** Input for this task **
--

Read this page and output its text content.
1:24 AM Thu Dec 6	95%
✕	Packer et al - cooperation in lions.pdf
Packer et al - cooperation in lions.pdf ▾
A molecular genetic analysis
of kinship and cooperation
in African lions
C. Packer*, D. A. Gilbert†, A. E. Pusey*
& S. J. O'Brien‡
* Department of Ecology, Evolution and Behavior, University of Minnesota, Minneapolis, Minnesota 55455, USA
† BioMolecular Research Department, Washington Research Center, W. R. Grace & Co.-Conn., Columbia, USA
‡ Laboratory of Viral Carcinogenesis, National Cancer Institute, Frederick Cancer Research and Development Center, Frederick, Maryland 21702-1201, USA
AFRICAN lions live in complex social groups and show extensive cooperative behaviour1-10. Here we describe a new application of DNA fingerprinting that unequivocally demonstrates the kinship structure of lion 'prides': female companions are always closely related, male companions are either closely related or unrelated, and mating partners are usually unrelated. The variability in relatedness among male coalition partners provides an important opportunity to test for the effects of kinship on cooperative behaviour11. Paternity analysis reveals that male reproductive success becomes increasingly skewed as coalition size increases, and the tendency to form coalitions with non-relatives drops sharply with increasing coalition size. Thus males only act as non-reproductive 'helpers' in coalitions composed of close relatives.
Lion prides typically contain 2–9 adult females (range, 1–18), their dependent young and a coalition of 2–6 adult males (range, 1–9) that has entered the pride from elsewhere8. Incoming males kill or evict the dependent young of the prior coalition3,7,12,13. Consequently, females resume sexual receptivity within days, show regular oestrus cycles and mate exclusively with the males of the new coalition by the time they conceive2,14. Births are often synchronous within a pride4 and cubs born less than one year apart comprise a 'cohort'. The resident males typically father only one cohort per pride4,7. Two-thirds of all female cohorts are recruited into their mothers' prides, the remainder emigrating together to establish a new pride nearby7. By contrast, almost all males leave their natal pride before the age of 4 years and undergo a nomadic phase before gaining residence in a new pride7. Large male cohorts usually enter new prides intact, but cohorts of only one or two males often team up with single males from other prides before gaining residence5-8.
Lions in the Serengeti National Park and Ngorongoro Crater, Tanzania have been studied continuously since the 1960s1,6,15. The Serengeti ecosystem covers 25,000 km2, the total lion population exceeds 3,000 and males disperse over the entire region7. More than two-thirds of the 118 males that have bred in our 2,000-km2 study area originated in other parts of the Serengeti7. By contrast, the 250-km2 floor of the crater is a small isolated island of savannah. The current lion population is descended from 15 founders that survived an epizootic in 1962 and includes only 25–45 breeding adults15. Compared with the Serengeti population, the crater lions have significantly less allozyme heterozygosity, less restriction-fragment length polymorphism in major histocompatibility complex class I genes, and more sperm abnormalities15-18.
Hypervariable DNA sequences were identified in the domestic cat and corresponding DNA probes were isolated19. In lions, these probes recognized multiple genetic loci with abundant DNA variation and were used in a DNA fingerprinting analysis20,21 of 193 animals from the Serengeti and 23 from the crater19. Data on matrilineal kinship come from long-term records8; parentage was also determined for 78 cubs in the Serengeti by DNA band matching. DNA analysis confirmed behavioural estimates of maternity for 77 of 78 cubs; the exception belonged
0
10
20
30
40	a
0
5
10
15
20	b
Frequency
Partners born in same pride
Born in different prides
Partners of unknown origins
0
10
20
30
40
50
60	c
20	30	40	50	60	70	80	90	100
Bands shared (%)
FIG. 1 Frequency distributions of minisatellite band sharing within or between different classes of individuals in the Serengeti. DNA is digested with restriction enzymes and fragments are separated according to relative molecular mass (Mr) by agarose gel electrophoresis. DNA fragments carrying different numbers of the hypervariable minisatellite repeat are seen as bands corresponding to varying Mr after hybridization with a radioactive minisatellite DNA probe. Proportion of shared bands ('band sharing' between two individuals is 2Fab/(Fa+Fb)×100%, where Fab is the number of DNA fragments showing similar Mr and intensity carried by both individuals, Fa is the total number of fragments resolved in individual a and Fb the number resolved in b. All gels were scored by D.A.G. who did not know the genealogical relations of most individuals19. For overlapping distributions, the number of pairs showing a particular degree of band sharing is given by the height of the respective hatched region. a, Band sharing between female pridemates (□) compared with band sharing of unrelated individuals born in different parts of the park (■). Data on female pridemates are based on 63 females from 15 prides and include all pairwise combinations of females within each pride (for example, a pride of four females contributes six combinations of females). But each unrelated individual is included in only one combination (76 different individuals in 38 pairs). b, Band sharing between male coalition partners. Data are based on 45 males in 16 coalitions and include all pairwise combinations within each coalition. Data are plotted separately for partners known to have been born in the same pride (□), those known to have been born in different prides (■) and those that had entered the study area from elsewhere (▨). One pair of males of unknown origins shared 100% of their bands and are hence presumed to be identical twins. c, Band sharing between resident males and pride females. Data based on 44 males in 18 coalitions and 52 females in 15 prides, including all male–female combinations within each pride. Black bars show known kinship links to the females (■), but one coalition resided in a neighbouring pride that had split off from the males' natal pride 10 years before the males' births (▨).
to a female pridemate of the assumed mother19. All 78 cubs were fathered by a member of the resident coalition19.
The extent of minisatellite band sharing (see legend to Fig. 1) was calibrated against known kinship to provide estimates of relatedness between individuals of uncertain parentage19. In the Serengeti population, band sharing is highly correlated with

--

Verbatim reproduction of the entries is required.

Read this page and output its text content.
1:24 AM Thu Dec 6	95%
✕	Packer et al - cooperation in lions.pdf
Packer et al - cooperation in lions.pdf ▾
A molecular genetic analysis
of kinship and cooperation
in African lions
C. Packer*, D. A. Gilbert†, A. E. Pusey*
& S. J. O'Brien‡
* Department of Ecology, Evolution and Behavior, University of Minnesota, Minneapolis, Minnesota 55455, USA
† BioMolecular Research Department, Washington Research Center, W. R. Grace & Co.-Conn., Columbia, USA
‡ Laboratory of Viral Carcinogenesis, National Cancer Institute, Frederick Cancer Research and Development Center, Frederick, Maryland 21702-1201, USA
AFRICAN lions live in complex social groups and show extensive cooperative behaviour1-10. Here we describe a new application of DNA fingerprinting that unequivocally demonstrates the kinship structure of lion 'prides': female companions are always closely related, male companions are either closely related or unrelated, and mating partners are usually unrelated. The variability in relatedness among male coalition partners provides an important opportunity to test for the effects of kinship on cooperative behaviour11. Paternity analysis reveals that male reproductive success becomes increasingly skewed as coalition size increases, and the tendency to form coalitions with non-relatives drops sharply with increasing coalition size. Thus males only act as non-reproductive 'helpers' in coalitions composed of close relatives.
Lion prides typically contain 2–9 adult females (range, 1–18), their dependent young and a coalition of 2–6 adult males (range, 1–9) that has entered the pride from elsewhere8. Incoming males kill or evict the dependent young of the prior coalition3,7,12,13. Consequently, females resume sexual receptivity within days, show regular oestrus cycles and mate exclusively with the males of the new coalition by the time they conceive2,14. Births are often synchronous within a pride4 and cubs born less than one year apart comprise a 'cohort'. The resident males typically father only one cohort per pride4,7. Two-thirds of all female cohorts are recruited into their mothers' prides, the remainder emigrating together to establish a new pride nearby7. By contrast, almost all males leave their natal pride before the age of 4 years and undergo a nomadic phase before gaining residence in a new pride7. Large male cohorts usually enter new prides intact, but cohorts of only one or two males often team up with single males from other prides before gaining residence5-8.
Lions in the Serengeti National Park and Ngorongoro Crater, Tanzania have been studied continuously since the 1960s1,6,15. The Serengeti ecosystem covers 25,000 km2, the total lion population exceeds 3,000 and males disperse over the entire region7. More than two-thirds of the 118 males that have bred in our 2,000-km2 study area originated in other parts of the Serengeti7. By contrast, the 250-km2 floor of the crater is a small isolated island of savannah. The current lion population is descended from 15 founders that survived an epizootic in 1962 and includes only 25–45 breeding adults15. Compared with the Serengeti population, the crater lions have significantly less allozyme heterozygosity, less restriction-fragment length polymorphism in major histocompatibility complex class I genes, and more sperm abnormalities15-18.
Hypervariable DNA sequences were identified in the domestic cat and corresponding DNA probes were isolated19. In lions, these probes recognized multiple genetic loci with abundant DNA variation and were used in a DNA fingerprinting analysis20,21 of 193 animals from the Serengeti and 23 from the crater19. Data on matrilineal kinship come from long-term records8; parentage was also determined for 78 cubs in the Serengeti by DNA band matching. DNA analysis confirmed behavioural estimates of maternity for 77 of 78 cubs; the exception belonged
0
10
20
30
40	a
0
5
10
15
20	b
Frequency
Partners born in same pride
Born in different prides
Partners of unknown origins
0
10
20
30
40
50
60	c
20	30	40	50	60	70	80	90	100
Bands shared (%)
FIG. 1 Frequency distributions of minisatellite band sharing within or between different classes of individuals in the Serengeti. DNA is digested with restriction enzymes and fragments are separated according to relative molecular mass (Mr) by agarose gel electrophoresis. DNA fragments carrying different numbers of the hypervariable minisatellite repeat are seen as bands corresponding to varying Mr after hybridization with a radioactive minisatellite DNA probe. Proportion of shared bands ('band sharing' between two individuals is 2Fab/(Fa+Fb)×100%, where Fab is the number of DNA fragments showing similar Mr and intensity carried by both individuals, Fa is the total number of fragments resolved in individual a and Fb the number resolved in b. All gels were scored by D.A.G. who did not know the genealogical relations of most individuals19. For overlapping distributions, the number of pairs showing a particular degree of band sharing is given by the height of the respective hatched region. a, Band sharing between female pridemates (□) compared with band sharing of unrelated individuals born in different parts of the park (■). Data on female pridemates are based on 63 females from 15 prides and include all pairwise combinations of females within each pride (for example, a pride of four females contributes six combinations of females). But each unrelated individual is included in only one combination (76 different individuals in 38 pairs). b, Band sharing between male coalition partners. Data are based on 45 males in 16 coalitions and include all pairwise combinations within each coalition. Data are plotted separately for partners known to have been born in the same pride (□), those known to have been born in different prides (■) and those that had entered the study area from elsewhere (▨). One pair of males of unknown origins shared 100% of their bands and are hence presumed to be identical twins. c, Band sharing between resident males and pride females. Data based on 44 males in 18 coalitions and 52 females in 15 prides, including all male–female combinations within each pride. Black bars show known kinship links to the females (■), but one coalition resided in a neighbouring pride that had split off from the males' natal pride 10 years before the males' births (▨).
to a female pridemate of the assumed mother19. All 78 cubs were fathered by a member of the resident coalition19.
The extent of minisatellite band sharing (see legend to Fig. 1) was calibrated against known kinship to provide estimates of relatedness between individuals of uncertain parentage19. In the Serengeti population, band sharing is highly correlated with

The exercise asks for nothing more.